***** GIVEN DATA *****

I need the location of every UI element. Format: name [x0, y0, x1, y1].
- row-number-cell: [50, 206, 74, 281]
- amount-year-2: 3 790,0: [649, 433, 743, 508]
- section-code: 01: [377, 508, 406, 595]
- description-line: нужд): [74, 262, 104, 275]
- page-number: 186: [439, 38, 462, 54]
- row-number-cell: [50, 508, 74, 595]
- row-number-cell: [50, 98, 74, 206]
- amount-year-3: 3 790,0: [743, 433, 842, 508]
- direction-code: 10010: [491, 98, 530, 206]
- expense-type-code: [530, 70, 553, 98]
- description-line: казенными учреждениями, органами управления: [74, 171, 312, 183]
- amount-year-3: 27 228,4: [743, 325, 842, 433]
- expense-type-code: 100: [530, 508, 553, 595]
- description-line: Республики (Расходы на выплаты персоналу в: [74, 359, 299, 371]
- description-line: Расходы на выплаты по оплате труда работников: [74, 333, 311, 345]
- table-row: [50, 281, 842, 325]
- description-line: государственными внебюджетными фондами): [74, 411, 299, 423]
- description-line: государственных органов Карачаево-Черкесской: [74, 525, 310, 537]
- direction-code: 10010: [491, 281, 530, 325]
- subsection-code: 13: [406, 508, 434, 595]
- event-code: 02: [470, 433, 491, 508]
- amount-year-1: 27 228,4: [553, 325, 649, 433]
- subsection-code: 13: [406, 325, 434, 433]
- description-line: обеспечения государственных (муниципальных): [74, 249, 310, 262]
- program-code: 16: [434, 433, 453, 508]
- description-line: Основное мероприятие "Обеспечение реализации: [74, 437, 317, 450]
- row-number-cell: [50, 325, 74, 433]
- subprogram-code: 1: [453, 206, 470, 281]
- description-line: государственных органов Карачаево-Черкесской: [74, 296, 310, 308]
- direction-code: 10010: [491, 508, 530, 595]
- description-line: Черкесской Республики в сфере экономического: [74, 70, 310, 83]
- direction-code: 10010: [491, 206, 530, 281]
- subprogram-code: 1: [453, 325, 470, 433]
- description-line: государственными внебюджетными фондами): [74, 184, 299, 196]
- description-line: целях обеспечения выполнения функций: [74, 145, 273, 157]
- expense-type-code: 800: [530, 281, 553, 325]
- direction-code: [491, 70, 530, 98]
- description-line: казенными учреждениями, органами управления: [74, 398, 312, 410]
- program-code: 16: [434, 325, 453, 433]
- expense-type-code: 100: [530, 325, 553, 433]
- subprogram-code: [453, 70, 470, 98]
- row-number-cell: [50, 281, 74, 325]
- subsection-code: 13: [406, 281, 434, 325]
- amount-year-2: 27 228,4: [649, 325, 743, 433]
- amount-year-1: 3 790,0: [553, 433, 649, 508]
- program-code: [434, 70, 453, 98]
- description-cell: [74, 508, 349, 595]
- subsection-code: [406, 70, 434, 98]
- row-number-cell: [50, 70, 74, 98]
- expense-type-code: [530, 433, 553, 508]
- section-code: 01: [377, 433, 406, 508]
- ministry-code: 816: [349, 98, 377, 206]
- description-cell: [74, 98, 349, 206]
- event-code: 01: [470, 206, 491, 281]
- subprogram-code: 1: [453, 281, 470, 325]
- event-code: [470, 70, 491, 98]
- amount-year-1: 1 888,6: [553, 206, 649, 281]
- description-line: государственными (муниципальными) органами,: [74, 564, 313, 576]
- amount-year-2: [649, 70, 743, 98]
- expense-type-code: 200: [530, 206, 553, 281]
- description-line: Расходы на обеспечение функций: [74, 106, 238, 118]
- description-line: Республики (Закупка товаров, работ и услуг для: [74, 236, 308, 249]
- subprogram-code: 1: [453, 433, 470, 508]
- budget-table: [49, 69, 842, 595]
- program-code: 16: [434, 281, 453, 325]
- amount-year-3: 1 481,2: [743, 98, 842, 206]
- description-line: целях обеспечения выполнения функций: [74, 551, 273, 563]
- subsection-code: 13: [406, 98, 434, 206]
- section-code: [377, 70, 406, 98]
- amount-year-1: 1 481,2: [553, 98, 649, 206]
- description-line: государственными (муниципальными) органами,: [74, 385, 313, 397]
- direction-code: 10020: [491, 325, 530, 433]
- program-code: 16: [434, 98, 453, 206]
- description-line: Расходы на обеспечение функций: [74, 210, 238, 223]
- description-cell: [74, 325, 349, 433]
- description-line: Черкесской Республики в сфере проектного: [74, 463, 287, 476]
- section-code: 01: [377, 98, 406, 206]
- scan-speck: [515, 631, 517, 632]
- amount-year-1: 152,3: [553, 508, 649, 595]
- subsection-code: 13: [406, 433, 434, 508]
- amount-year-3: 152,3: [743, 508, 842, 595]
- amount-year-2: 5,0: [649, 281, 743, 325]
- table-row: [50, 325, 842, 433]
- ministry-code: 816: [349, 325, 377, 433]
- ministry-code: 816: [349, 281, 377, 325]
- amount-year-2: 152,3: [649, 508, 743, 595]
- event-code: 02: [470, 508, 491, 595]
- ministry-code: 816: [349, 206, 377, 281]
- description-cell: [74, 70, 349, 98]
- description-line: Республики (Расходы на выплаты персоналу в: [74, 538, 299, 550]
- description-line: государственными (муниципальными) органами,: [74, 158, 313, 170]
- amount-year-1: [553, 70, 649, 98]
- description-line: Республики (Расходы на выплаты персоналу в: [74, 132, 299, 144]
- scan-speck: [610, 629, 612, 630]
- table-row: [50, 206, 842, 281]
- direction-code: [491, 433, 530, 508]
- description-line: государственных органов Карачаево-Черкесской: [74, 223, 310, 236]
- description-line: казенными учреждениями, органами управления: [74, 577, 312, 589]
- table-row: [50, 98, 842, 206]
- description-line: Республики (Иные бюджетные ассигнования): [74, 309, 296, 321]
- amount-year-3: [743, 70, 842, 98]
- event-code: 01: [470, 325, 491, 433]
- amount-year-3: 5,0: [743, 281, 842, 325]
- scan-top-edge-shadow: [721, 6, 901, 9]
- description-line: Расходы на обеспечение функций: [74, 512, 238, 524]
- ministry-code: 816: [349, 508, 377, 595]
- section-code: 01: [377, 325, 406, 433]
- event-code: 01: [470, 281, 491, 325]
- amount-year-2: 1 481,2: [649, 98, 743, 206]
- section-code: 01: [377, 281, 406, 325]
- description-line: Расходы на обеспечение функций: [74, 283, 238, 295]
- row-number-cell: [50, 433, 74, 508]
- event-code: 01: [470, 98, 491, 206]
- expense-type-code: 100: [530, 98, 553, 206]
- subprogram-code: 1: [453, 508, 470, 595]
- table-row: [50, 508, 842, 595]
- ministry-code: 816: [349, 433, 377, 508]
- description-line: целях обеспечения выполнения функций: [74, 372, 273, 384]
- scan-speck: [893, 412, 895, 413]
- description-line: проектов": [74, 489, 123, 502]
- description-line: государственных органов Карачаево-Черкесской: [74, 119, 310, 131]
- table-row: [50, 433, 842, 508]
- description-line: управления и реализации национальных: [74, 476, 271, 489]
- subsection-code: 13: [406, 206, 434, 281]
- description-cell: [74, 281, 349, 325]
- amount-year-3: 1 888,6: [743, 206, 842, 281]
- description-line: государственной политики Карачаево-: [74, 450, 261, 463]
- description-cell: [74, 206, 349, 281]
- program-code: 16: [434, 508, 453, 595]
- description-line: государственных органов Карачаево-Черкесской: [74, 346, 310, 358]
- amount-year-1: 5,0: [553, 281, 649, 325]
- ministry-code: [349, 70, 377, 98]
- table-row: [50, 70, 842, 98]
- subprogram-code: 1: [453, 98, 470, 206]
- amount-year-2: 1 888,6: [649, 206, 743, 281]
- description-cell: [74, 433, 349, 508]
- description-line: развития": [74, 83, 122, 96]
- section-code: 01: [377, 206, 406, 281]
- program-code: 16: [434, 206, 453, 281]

*****

WHAT IS BEING ASKED: Reproduce every one of the lines above verbatim, with no changes.

ANSWER TO THE PROBLEM:
I need the location of every UI element. Format: name [x0, y0, x1, y1].
- row-number-cell: [50, 206, 74, 281]
- amount-year-2: 3 790,0: [649, 433, 743, 508]
- section-code: 01: [377, 508, 406, 595]
- description-line: нужд): [74, 262, 104, 275]
- page-number: 186: [439, 38, 462, 54]
- row-number-cell: [50, 508, 74, 595]
- row-number-cell: [50, 98, 74, 206]
- amount-year-3: 3 790,0: [743, 433, 842, 508]
- direction-code: 10010: [491, 98, 530, 206]
- expense-type-code: [530, 70, 553, 98]
- description-line: казенными учреждениями, органами управления: [74, 171, 312, 183]
- amount-year-3: 27 228,4: [743, 325, 842, 433]
- expense-type-code: 100: [530, 508, 553, 595]
- description-line: Республики (Расходы на выплаты персоналу в: [74, 359, 299, 371]
- description-line: Расходы на выплаты по оплате труда работников: [74, 333, 311, 345]
- table-row: [50, 281, 842, 325]
- description-line: государственными внебюджетными фондами): [74, 411, 299, 423]
- description-line: государственных органов Карачаево-Черкесской: [74, 525, 310, 537]
- direction-code: 10010: [491, 281, 530, 325]
- subsection-code: 13: [406, 508, 434, 595]
- event-code: 02: [470, 433, 491, 508]
- amount-year-1: 27 228,4: [553, 325, 649, 433]
- subsection-code: 13: [406, 325, 434, 433]
- description-line: обеспечения государственных (муниципальных): [74, 249, 310, 262]
- program-code: 16: [434, 433, 453, 508]
- description-line: Основное мероприятие "Обеспечение реализации: [74, 437, 317, 450]
- row-number-cell: [50, 325, 74, 433]
- subprogram-code: 1: [453, 206, 470, 281]
- description-line: государственных органов Карачаево-Черкесской: [74, 296, 310, 308]
- direction-code: 10010: [491, 508, 530, 595]
- description-line: Черкесской Республики в сфере экономического: [74, 70, 310, 83]
- direction-code: 10010: [491, 206, 530, 281]
- subprogram-code: 1: [453, 325, 470, 433]
- description-line: государственными внебюджетными фондами): [74, 184, 299, 196]
- description-line: целях обеспечения выполнения функций: [74, 145, 273, 157]
- expense-type-code: 800: [530, 281, 553, 325]
- direction-code: [491, 70, 530, 98]
- description-line: казенными учреждениями, органами управления: [74, 398, 312, 410]
- program-code: 16: [434, 325, 453, 433]
- expense-type-code: 100: [530, 325, 553, 433]
- subprogram-code: [453, 70, 470, 98]
- row-number-cell: [50, 281, 74, 325]
- subsection-code: 13: [406, 281, 434, 325]
- amount-year-2: 27 228,4: [649, 325, 743, 433]
- amount-year-1: 3 790,0: [553, 433, 649, 508]
- program-code: [434, 70, 453, 98]
- description-cell: [74, 508, 349, 595]
- subsection-code: [406, 70, 434, 98]
- row-number-cell: [50, 70, 74, 98]
- expense-type-code: [530, 433, 553, 508]
- section-code: 01: [377, 433, 406, 508]
- ministry-code: 816: [349, 98, 377, 206]
- description-cell: [74, 98, 349, 206]
- event-code: 01: [470, 206, 491, 281]
- subprogram-code: 1: [453, 281, 470, 325]
- event-code: [470, 70, 491, 98]
- amount-year-1: 1 888,6: [553, 206, 649, 281]
- description-line: государственными (муниципальными) органами,: [74, 564, 313, 576]
- amount-year-2: [649, 70, 743, 98]
- expense-type-code: 200: [530, 206, 553, 281]
- description-line: Расходы на обеспечение функций: [74, 106, 238, 118]
- description-line: Республики (Закупка товаров, работ и услуг для: [74, 236, 308, 249]
- subprogram-code: 1: [453, 433, 470, 508]
- budget-table: [49, 69, 842, 595]
- program-code: 16: [434, 281, 453, 325]
- amount-year-3: 1 481,2: [743, 98, 842, 206]
- description-line: целях обеспечения выполнения функций: [74, 551, 273, 563]
- subsection-code: 13: [406, 98, 434, 206]
- section-code: [377, 70, 406, 98]
- amount-year-1: 1 481,2: [553, 98, 649, 206]
- description-line: государственными (муниципальными) органами,: [74, 385, 313, 397]
- direction-code: 10020: [491, 325, 530, 433]
- program-code: 16: [434, 98, 453, 206]
- description-line: Расходы на обеспечение функций: [74, 210, 238, 223]
- description-cell: [74, 325, 349, 433]
- description-line: Черкесской Республики в сфере проектного: [74, 463, 287, 476]
- section-code: 01: [377, 98, 406, 206]
- scan-speck: [515, 631, 517, 632]
- amount-year-1: 152,3: [553, 508, 649, 595]
- subsection-code: 13: [406, 433, 434, 508]
- amount-year-3: 152,3: [743, 508, 842, 595]
- amount-year-2: 5,0: [649, 281, 743, 325]
- table-row: [50, 325, 842, 433]
- ministry-code: 816: [349, 325, 377, 433]
- ministry-code: 816: [349, 281, 377, 325]
- amount-year-2: 152,3: [649, 508, 743, 595]
- event-code: 02: [470, 508, 491, 595]
- ministry-code: 816: [349, 206, 377, 281]
- description-cell: [74, 70, 349, 98]
- description-line: Республики (Расходы на выплаты персоналу в: [74, 538, 299, 550]
- description-line: государственными (муниципальными) органами,: [74, 158, 313, 170]
- amount-year-1: [553, 70, 649, 98]
- description-line: Республики (Расходы на выплаты персоналу в: [74, 132, 299, 144]
- scan-speck: [610, 629, 612, 630]
- table-row: [50, 206, 842, 281]
- direction-code: [491, 433, 530, 508]
- description-line: государственных органов Карачаево-Черкесской: [74, 223, 310, 236]
- description-line: казенными учреждениями, органами управления: [74, 577, 312, 589]
- table-row: [50, 98, 842, 206]
- description-line: Республики (Иные бюджетные ассигнования): [74, 309, 296, 321]
- amount-year-3: [743, 70, 842, 98]
- event-code: 01: [470, 325, 491, 433]
- amount-year-3: 5,0: [743, 281, 842, 325]
- scan-top-edge-shadow: [721, 6, 901, 9]
- description-line: Расходы на обеспечение функций: [74, 512, 238, 524]
- ministry-code: 816: [349, 508, 377, 595]
- section-code: 01: [377, 325, 406, 433]
- event-code: 01: [470, 281, 491, 325]
- amount-year-2: 1 481,2: [649, 98, 743, 206]
- section-code: 01: [377, 281, 406, 325]
- description-line: Расходы на обеспечение функций: [74, 283, 238, 295]
- row-number-cell: [50, 433, 74, 508]
- event-code: 01: [470, 98, 491, 206]
- expense-type-code: 100: [530, 98, 553, 206]
- subprogram-code: 1: [453, 508, 470, 595]
- table-row: [50, 508, 842, 595]
- ministry-code: 816: [349, 433, 377, 508]
- description-line: целях обеспечения выполнения функций: [74, 372, 273, 384]
- scan-speck: [893, 412, 895, 413]
- description-line: проектов": [74, 489, 123, 502]
- description-line: государственных органов Карачаево-Черкесской: [74, 119, 310, 131]
- table-row: [50, 433, 842, 508]
- description-line: управления и реализации национальных: [74, 476, 271, 489]
- subsection-code: 13: [406, 206, 434, 281]
- description-cell: [74, 281, 349, 325]
- amount-year-3: 1 888,6: [743, 206, 842, 281]
- description-line: государственной политики Карачаево-: [74, 450, 261, 463]
- description-cell: [74, 206, 349, 281]
- program-code: 16: [434, 508, 453, 595]
- description-line: государственных органов Карачаево-Черкесской: [74, 346, 310, 358]
- amount-year-1: 5,0: [553, 281, 649, 325]
- ministry-code: [349, 70, 377, 98]
- table-row: [50, 70, 842, 98]
- subprogram-code: 1: [453, 98, 470, 206]
- amount-year-2: 1 888,6: [649, 206, 743, 281]
- description-cell: [74, 433, 349, 508]
- description-line: развития": [74, 83, 122, 96]
- section-code: 01: [377, 206, 406, 281]
- program-code: 16: [434, 206, 453, 281]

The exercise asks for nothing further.